=== What you need to do ===
Pick out every line holding the string "about" and copy it.

=== Data ===
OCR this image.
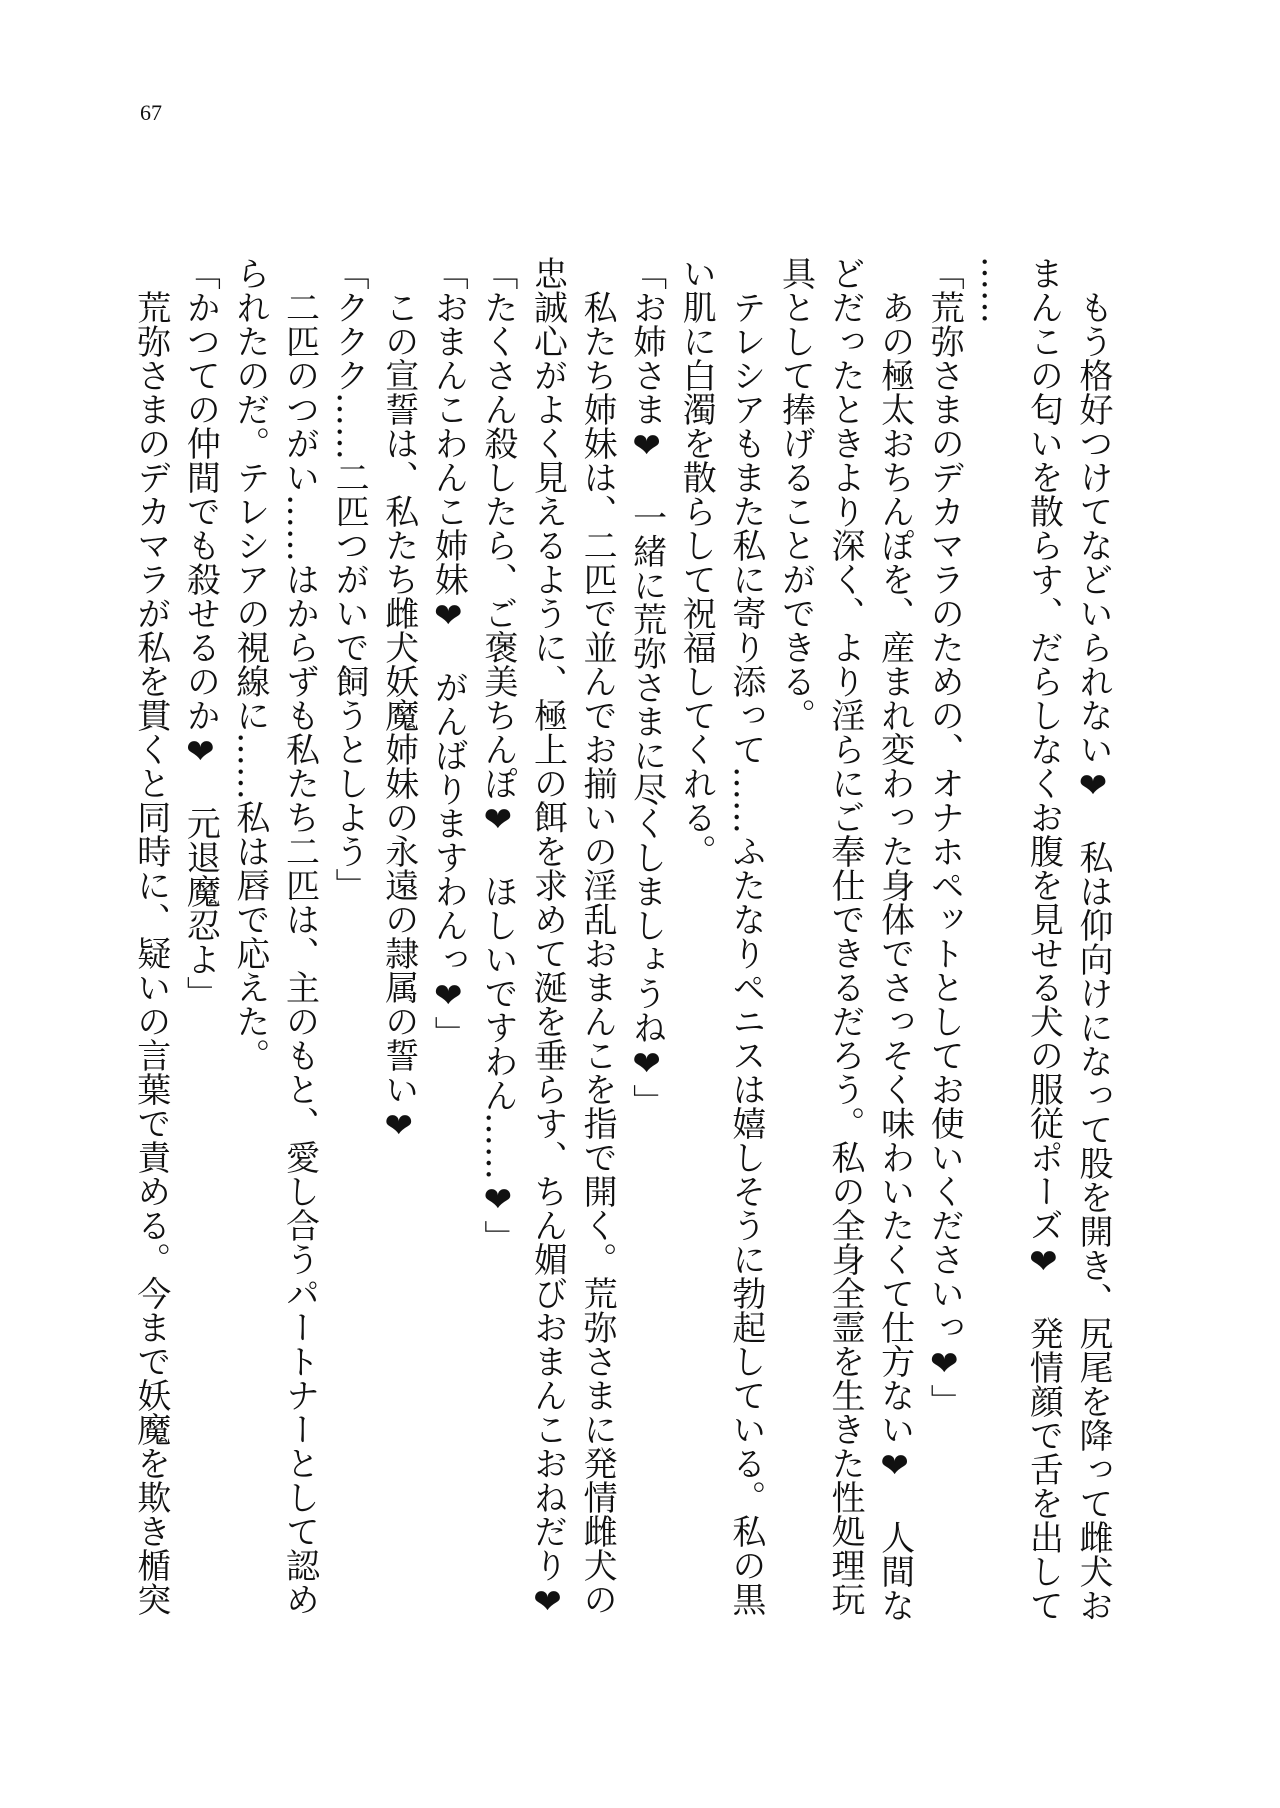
67
　もう格好つけてなどいられない❤　私は仰向けになって股を開き、尻尾を降って雌犬お
まんこの匂いを散らす、だらしなくお腹を見せる犬の服従ポーズ❤　発情顔で舌を出して
……
「荒弥さまのデカマラのための、オナホペットとしてお使いくださいっ❤」
　あの極太おちんぽを、産まれ変わった身体でさっそく味わいたくて仕方ない❤　人間な
どだったときより深く、より淫らにご奉仕できるだろう。私の全身全霊を生きた性処理玩
具として捧げることができる。
　テレシアもまた私に寄り添って……ふたなりペニスは嬉しそうに勃起している。私の黒
い肌に白濁を散らして祝福してくれる。
「お姉さま❤　一緒に荒弥さまに尽くしましょうね❤」
　私たち姉妹は、二匹で並んでお揃いの淫乱おまんこを指で開く。荒弥さまに発情雌犬の
忠誠心がよく見えるように、極上の餌を求めて涎を垂らす、ちん媚びおまんこおねだり❤
「たくさん殺したら、ご褒美ちんぽ❤　ほしいですわん……❤」
「おまんこわんこ姉妹❤　がんばりますわんっ❤」
　この宣誓は、私たち雌犬妖魔姉妹の永遠の隷属の誓い❤
「ククク……二匹つがいで飼うとしよう」
　二匹のつがい……はからずも私たち二匹は、主のもと、愛し合うパートナーとして認め
られたのだ。テレシアの視線に……私は唇で応えた。
「かつての仲間でも殺せるのか❤　元退魔忍よ」
　荒弥さまのデカマラが私を貫くと同時に、疑いの言葉で責める。今まで妖魔を欺き楯突
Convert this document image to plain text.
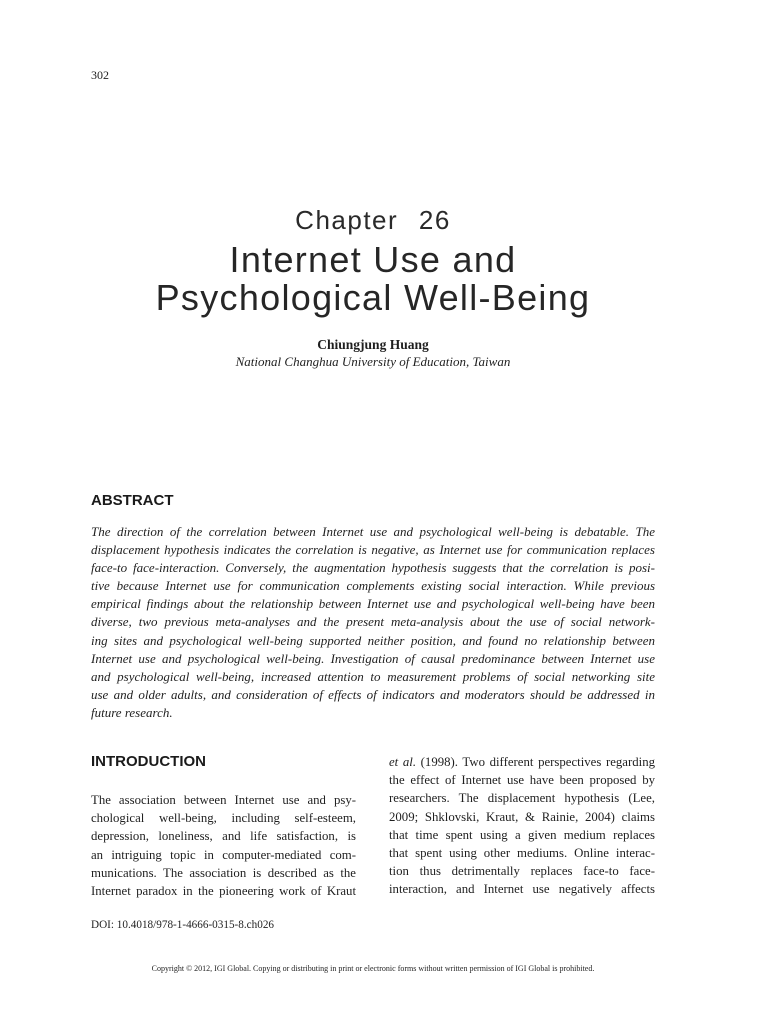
302
Chapter 26
Internet Use and
Psychological Well-Being
Chiungjung Huang
National Changhua University of Education, Taiwan
ABSTRACT
The direction of the correlation between Internet use and psychological well-being is debatable. The
displacement hypothesis indicates the correlation is negative, as Internet use for communication replaces
face-to face-interaction. Conversely, the augmentation hypothesis suggests that the correlation is posi-
tive because Internet use for communication complements existing social interaction. While previous
empirical findings about the relationship between Internet use and psychological well-being have been
diverse, two previous meta-analyses and the present meta-analysis about the use of social network-
ing sites and psychological well-being supported neither position, and found no relationship between
Internet use and psychological well-being. Investigation of causal predominance between Internet use
and psychological well-being, increased attention to measurement problems of social networking site
use and older adults, and consideration of effects of indicators and moderators should be addressed in
future research.
INTRODUCTION
The association between Internet use and psy-
chological well-being, including self-esteem,
depression, loneliness, and life satisfaction, is
an intriguing topic in computer-mediated com-
munications. The association is described as the
Internet paradox in the pioneering work of Kraut
et al. (1998). Two different perspectives regarding
the effect of Internet use have been proposed by
researchers. The displacement hypothesis (Lee,
2009; Shklovski, Kraut, & Rainie, 2004) claims
that time spent using a given medium replaces
that spent using other mediums. Online interac-
tion thus detrimentally replaces face-to face-
interaction, and Internet use negatively affects
DOI: 10.4018/978-1-4666-0315-8.ch026
Copyright © 2012, IGI Global. Copying or distributing in print or electronic forms without written permission of IGI Global is prohibited.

=== Answer to the task ===
empirical findings about the relationship between Internet use and psychological well-being have been
diverse, two previous meta-analyses and the present meta-analysis about the use of social network-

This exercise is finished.